(Required task)
Quote the listing below in full and exactly as written, but omit every picture.
○ ○ ○ ○ ○
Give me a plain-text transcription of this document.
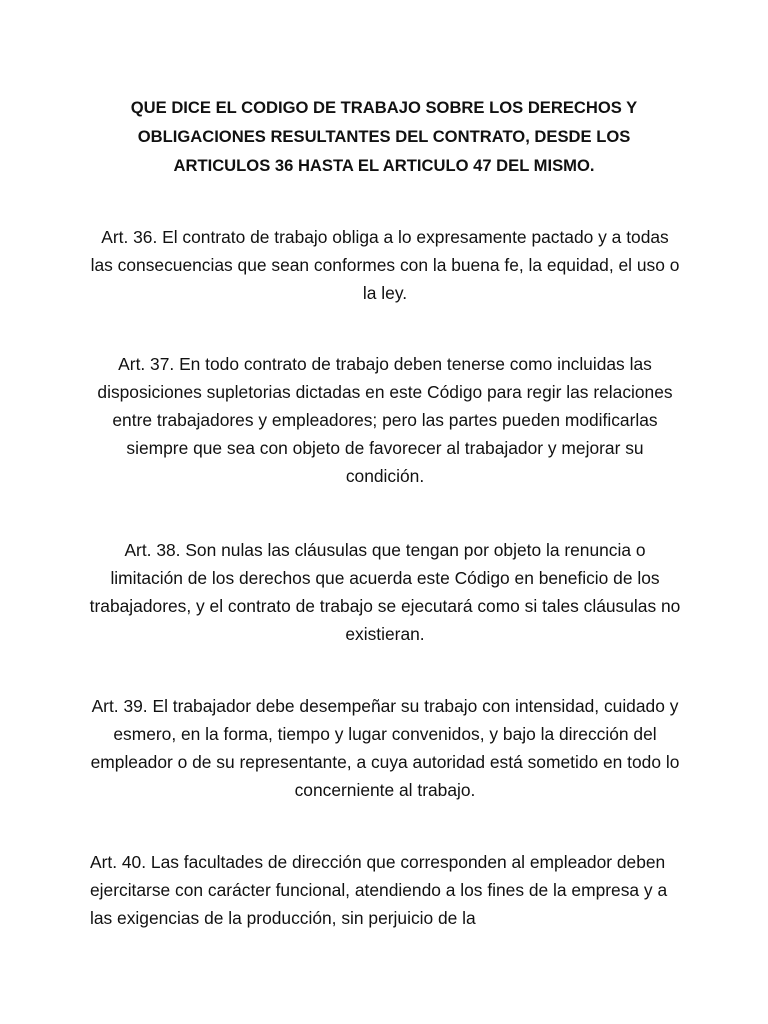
QUE DICE EL CODIGO DE TRABAJO SOBRE LOS DERECHOS Y OBLIGACIONES RESULTANTES DEL CONTRATO, DESDE LOS ARTICULOS 36 HASTA EL ARTICULO 47 DEL MISMO.

Art. 36. El contrato de trabajo obliga a lo expresamente pactado y a todas las consecuencias que sean conformes con la buena fe, la equidad, el uso o la ley.

Art. 37. En todo contrato de trabajo deben tenerse como incluidas las disposiciones supletorias dictadas en este Código para regir las relaciones entre trabajadores y empleadores; pero las partes pueden modificarlas siempre que sea con objeto de favorecer al trabajador y mejorar su condición.

Art. 38. Son nulas las cláusulas que tengan por objeto la renuncia o limitación de los derechos que acuerda este Código en beneficio de los trabajadores, y el contrato de trabajo se ejecutará como si tales cláusulas no existieran.

Art. 39. El trabajador debe desempeñar su trabajo con intensidad, cuidado y esmero, en la forma, tiempo y lugar convenidos, y bajo la dirección del empleador o de su representante, a cuya autoridad está sometido en todo lo concerniente al trabajo.

Art. 40. Las facultades de dirección que corresponden al empleador deben ejercitarse con carácter funcional, atendiendo a los fines de la empresa y a las exigencias de la producción, sin perjuicio de la
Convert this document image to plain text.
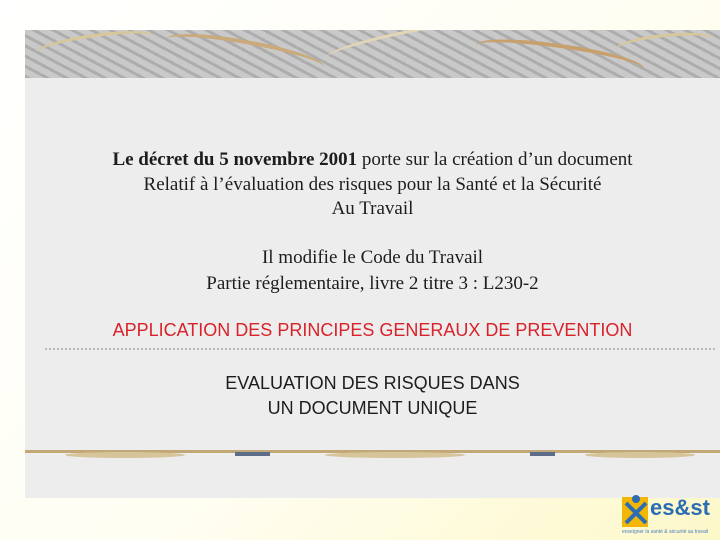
Le décret du 5 novembre 2001 porte sur la création d’un document
Relatif à l’évaluation des risques pour la Santé et la Sécurité
Au Travail
Il modifie le Code du Travail
Partie réglementaire, livre 2 titre 3 : L230-2
APPLICATION DES PRINCIPES GENERAUX DE PREVENTION
EVALUATION DES RISQUES DANS
UN DOCUMENT UNIQUE
es&st
enseigner la santé & sécurité au travail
○ ○ ○ ○ ○
(Answer to this problem)
Give me a plain-text transcription of this document.
QUE DICE EL CODIGO DE TRABAJO SOBRE LOS DERECHOS Y OBLIGACIONES RESULTANTES DEL CONTRATO, DESDE LOS ARTICULOS 36 HASTA EL ARTICULO 47 DEL MISMO.

Art. 36. El contrato de trabajo obliga a lo expresamente pactado y a todas las consecuencias que sean conformes con la buena fe, la equidad, el uso o la ley.

Art. 37. En todo contrato de trabajo deben tenerse como incluidas las disposiciones supletorias dictadas en este Código para regir las relaciones entre trabajadores y empleadores; pero las partes pueden modificarlas siempre que sea con objeto de favorecer al trabajador y mejorar su condición.

Art. 38. Son nulas las cláusulas que tengan por objeto la renuncia o limitación de los derechos que acuerda este Código en beneficio de los trabajadores, y el contrato de trabajo se ejecutará como si tales cláusulas no existieran.

Art. 39. El trabajador debe desempeñar su trabajo con intensidad, cuidado y esmero, en la forma, tiempo y lugar convenidos, y bajo la dirección del empleador o de su representante, a cuya autoridad está sometido en todo lo concerniente al trabajo.

Art. 40. Las facultades de dirección que corresponden al empleador deben ejercitarse con carácter funcional, atendiendo a los fines de la empresa y a las exigencias de la producción, sin perjuicio de la
Convert this document image to plain text.
Le décret du 5 novembre 2001 porte sur la création d’un document
Relatif à l’évaluation des risques pour la Santé et la Sécurité
Au Travail
Il modifie le Code du Travail
Partie réglementaire, livre 2 titre 3 : L230-2
APPLICATION DES PRINCIPES GENERAUX DE PREVENTION
EVALUATION DES RISQUES DANS
UN DOCUMENT UNIQUE
es&st
enseigner la santé & sécurité au travail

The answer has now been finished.